[Stored records]
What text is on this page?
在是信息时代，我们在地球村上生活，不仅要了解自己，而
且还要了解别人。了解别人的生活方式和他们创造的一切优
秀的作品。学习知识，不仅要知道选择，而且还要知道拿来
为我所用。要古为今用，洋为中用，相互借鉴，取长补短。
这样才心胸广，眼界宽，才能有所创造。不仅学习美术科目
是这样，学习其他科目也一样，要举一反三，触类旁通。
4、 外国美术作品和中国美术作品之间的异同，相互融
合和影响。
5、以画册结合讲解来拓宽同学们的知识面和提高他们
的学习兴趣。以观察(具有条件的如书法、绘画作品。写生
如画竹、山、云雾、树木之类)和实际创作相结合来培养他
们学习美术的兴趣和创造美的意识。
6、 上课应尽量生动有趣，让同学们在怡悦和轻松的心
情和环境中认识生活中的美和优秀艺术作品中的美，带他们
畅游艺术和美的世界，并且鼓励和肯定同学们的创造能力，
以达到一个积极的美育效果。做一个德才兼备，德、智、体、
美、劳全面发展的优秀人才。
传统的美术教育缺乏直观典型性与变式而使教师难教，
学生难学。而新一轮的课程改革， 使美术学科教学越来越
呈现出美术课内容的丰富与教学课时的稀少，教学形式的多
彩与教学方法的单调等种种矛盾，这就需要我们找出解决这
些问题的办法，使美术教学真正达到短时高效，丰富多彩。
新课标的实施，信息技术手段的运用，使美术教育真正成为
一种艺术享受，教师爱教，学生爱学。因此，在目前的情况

## Task requirements
Extract the full listing above without alteration.

## Exercise output
What text is on this page?
在是信息时代，我们在地球村上生活，不仅要了解自己，而
且还要了解别人。了解别人的生活方式和他们创造的一切优
秀的作品。学习知识，不仅要知道选择，而且还要知道拿来
为我所用。要古为今用，洋为中用，相互借鉴，取长补短。
这样才心胸广，眼界宽，才能有所创造。不仅学习美术科目
是这样，学习其他科目也一样，要举一反三，触类旁通。
4、 外国美术作品和中国美术作品之间的异同，相互融
合和影响。
5、以画册结合讲解来拓宽同学们的知识面和提高他们
的学习兴趣。以观察(具有条件的如书法、绘画作品。写生
如画竹、山、云雾、树木之类)和实际创作相结合来培养他
们学习美术的兴趣和创造美的意识。
6、 上课应尽量生动有趣，让同学们在怡悦和轻松的心
情和环境中认识生活中的美和优秀艺术作品中的美，带他们
畅游艺术和美的世界，并且鼓励和肯定同学们的创造能力，
以达到一个积极的美育效果。做一个德才兼备，德、智、体、
美、劳全面发展的优秀人才。
传统的美术教育缺乏直观典型性与变式而使教师难教，
学生难学。而新一轮的课程改革， 使美术学科教学越来越
呈现出美术课内容的丰富与教学课时的稀少，教学形式的多
彩与教学方法的单调等种种矛盾，这就需要我们找出解决这
些问题的办法，使美术教学真正达到短时高效，丰富多彩。
新课标的实施，信息技术手段的运用，使美术教育真正成为
一种艺术享受，教师爱教，学生爱学。因此，在目前的情况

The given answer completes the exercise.